Task goal: Take the material below and retype it in full; pictures are left out.

[Extracted records]
>>>

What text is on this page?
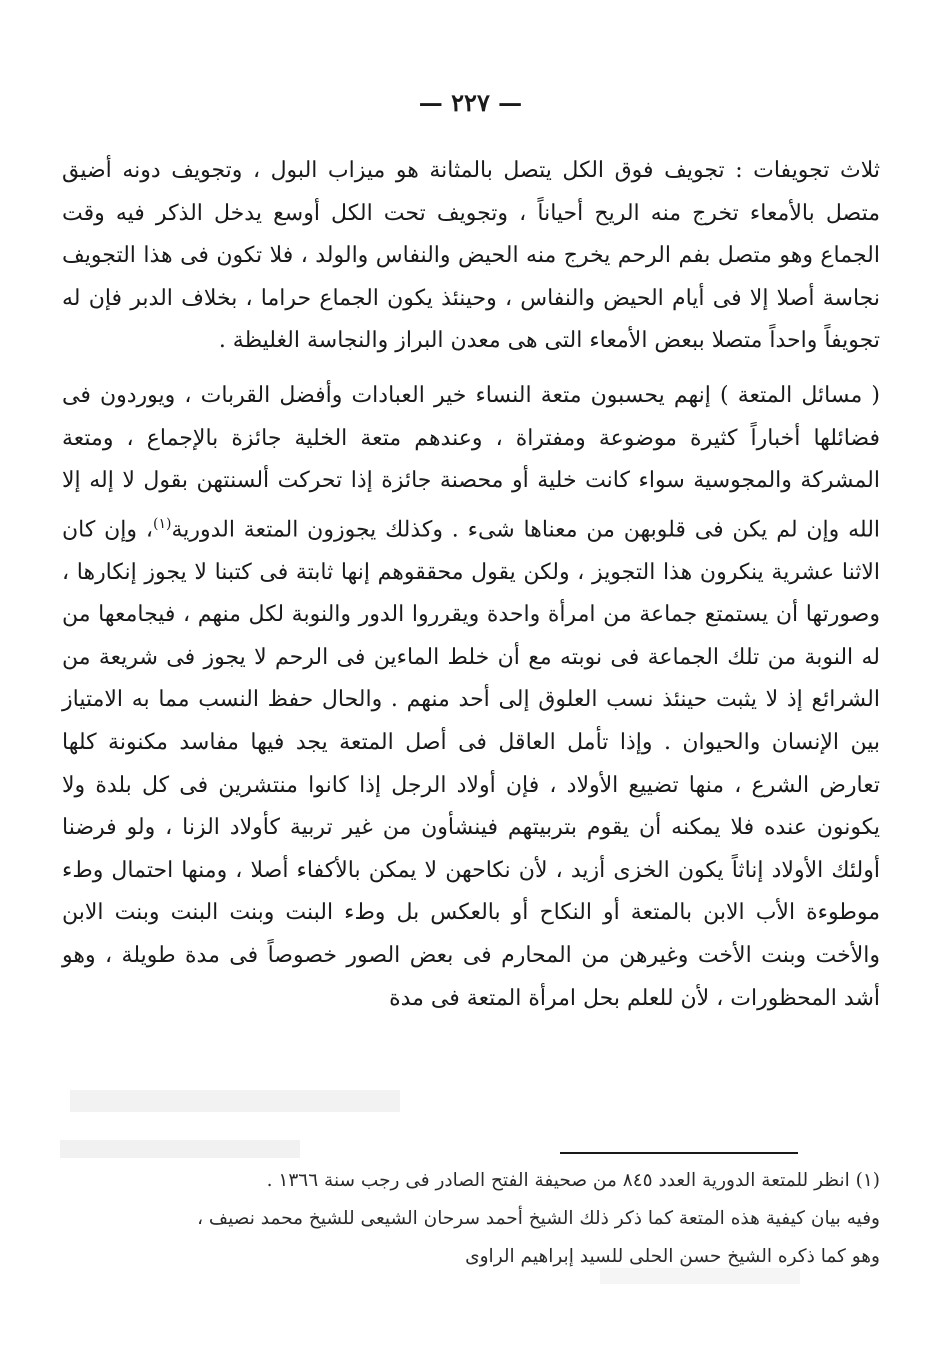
— ٢٢٧ —

ثلاث تجويفات : تجويف فوق الكل يتصل بالمثانة هو ميزاب البول ، وتجويف دونه أضيق متصل بالأمعاء تخرج منه الريح أحياناً ، وتجويف تحت الكل أوسع يدخل الذكر فيه وقت الجماع وهو متصل بفم الرحم يخرج منه الحيض والنفاس والولد ، فلا تكون فى هذا التجويف نجاسة أصلا إلا فى أيام الحيض والنفاس ، وحينئذ يكون الجماع حراما ، بخلاف الدبر فإن له تجويفاً واحداً متصلا ببعض الأمعاء التى هى معدن البراز والنجاسة الغليظة .

( مسائل المتعة ) إنهم يحسبون متعة النساء خير العبادات وأفضل القربات ، ويوردون فى فضائلها أخباراً كثيرة موضوعة ومفتراة ، وعندهم متعة الخلية جائزة بالإجماع ، ومتعة المشركة والمجوسية سواء كانت خلية أو محصنة جائزة إذا تحركت ألسنتهن بقول لا إله إلا الله وإن لم يكن فى قلوبهن من معناها شىء . وكذلك يجوزون المتعة الدورية$^{(١)}$، وإن كان الاثنا عشرية ينكرون هذا التجويز ، ولكن يقول محققوهم إنها ثابتة فى كتبنا لا يجوز إنكارها ، وصورتها أن يستمتع جماعة من امرأة واحدة ويقرروا الدور والنوبة لكل منهم ، فيجامعها من له النوبة من تلك الجماعة فى نوبته مع أن خلط الماءين فى الرحم لا يجوز فى شريعة من الشرائع إذ لا يثبت حينئذ نسب العلوق إلى أحد منهم . والحال حفظ النسب مما به الامتياز بين الإنسان والحيوان . وإذا تأمل العاقل فى أصل المتعة يجد فيها مفاسد مكنونة كلها تعارض الشرع ، منها تضييع الأولاد ، فإن أولاد الرجل إذا كانوا منتشرين فى كل بلدة ولا يكونون عنده فلا يمكنه أن يقوم بتربيتهم فينشأون من غير تربية كأولاد الزنا ، ولو فرضنا أولئك الأولاد إناثاً يكون الخزى أزيد ، لأن نكاحهن لا يمكن بالأكفاء أصلا ، ومنها احتمال وطء موطوءة الأب الابن بالمتعة أو النكاح أو بالعكس بل وطء البنت وبنت البنت وبنت الابن والأخت وبنت الأخت وغيرهن من المحارم فى بعض الصور خصوصاً فى مدة طويلة ، وهو أشد المحظورات ، لأن للعلم بحل امرأة المتعة فى مدة

(١) انظر للمتعة الدورية العدد ٨٤٥ من صحيفة الفتح الصادر فى رجب سنة ١٣٦٦ .

وفيه بيان كيفية هذه المتعة كما ذكر ذلك الشيخ أحمد سرحان الشيعى للشيخ محمد نصيف ،

وهو كما ذكره الشيخ حسن الحلى للسيد إبراهيم الراوى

<<<

Reply to the exercise:
What text is on this page?
— ٢٢٧ —

ثلاث تجويفات : تجويف فوق الكل يتصل بالمثانة هو ميزاب البول ، وتجويف دونه أضيق متصل بالأمعاء تخرج منه الريح أحياناً ، وتجويف تحت الكل أوسع يدخل الذكر فيه وقت الجماع وهو متصل بفم الرحم يخرج منه الحيض والنفاس والولد ، فلا تكون فى هذا التجويف نجاسة أصلا إلا فى أيام الحيض والنفاس ، وحينئذ يكون الجماع حراما ، بخلاف الدبر فإن له تجويفاً واحداً متصلا ببعض الأمعاء التى هى معدن البراز والنجاسة الغليظة .

( مسائل المتعة ) إنهم يحسبون متعة النساء خير العبادات وأفضل القربات ، ويوردون فى فضائلها أخباراً كثيرة موضوعة ومفتراة ، وعندهم متعة الخلية جائزة بالإجماع ، ومتعة المشركة والمجوسية سواء كانت خلية أو محصنة جائزة إذا تحركت ألسنتهن بقول لا إله إلا الله وإن لم يكن فى قلوبهن من معناها شىء . وكذلك يجوزون المتعة الدورية$^{(١)}$، وإن كان الاثنا عشرية ينكرون هذا التجويز ، ولكن يقول محققوهم إنها ثابتة فى كتبنا لا يجوز إنكارها ، وصورتها أن يستمتع جماعة من امرأة واحدة ويقرروا الدور والنوبة لكل منهم ، فيجامعها من له النوبة من تلك الجماعة فى نوبته مع أن خلط الماءين فى الرحم لا يجوز فى شريعة من الشرائع إذ لا يثبت حينئذ نسب العلوق إلى أحد منهم . والحال حفظ النسب مما به الامتياز بين الإنسان والحيوان . وإذا تأمل العاقل فى أصل المتعة يجد فيها مفاسد مكنونة كلها تعارض الشرع ، منها تضييع الأولاد ، فإن أولاد الرجل إذا كانوا منتشرين فى كل بلدة ولا يكونون عنده فلا يمكنه أن يقوم بتربيتهم فينشأون من غير تربية كأولاد الزنا ، ولو فرضنا أولئك الأولاد إناثاً يكون الخزى أزيد ، لأن نكاحهن لا يمكن بالأكفاء أصلا ، ومنها احتمال وطء موطوءة الأب الابن بالمتعة أو النكاح أو بالعكس بل وطء البنت وبنت البنت وبنت الابن والأخت وبنت الأخت وغيرهن من المحارم فى بعض الصور خصوصاً فى مدة طويلة ، وهو أشد المحظورات ، لأن للعلم بحل امرأة المتعة فى مدة

(١) انظر للمتعة الدورية العدد ٨٤٥ من صحيفة الفتح الصادر فى رجب سنة ١٣٦٦ .

وفيه بيان كيفية هذه المتعة كما ذكر ذلك الشيخ أحمد سرحان الشيعى للشيخ محمد نصيف ،

وهو كما ذكره الشيخ حسن الحلى للسيد إبراهيم الراوى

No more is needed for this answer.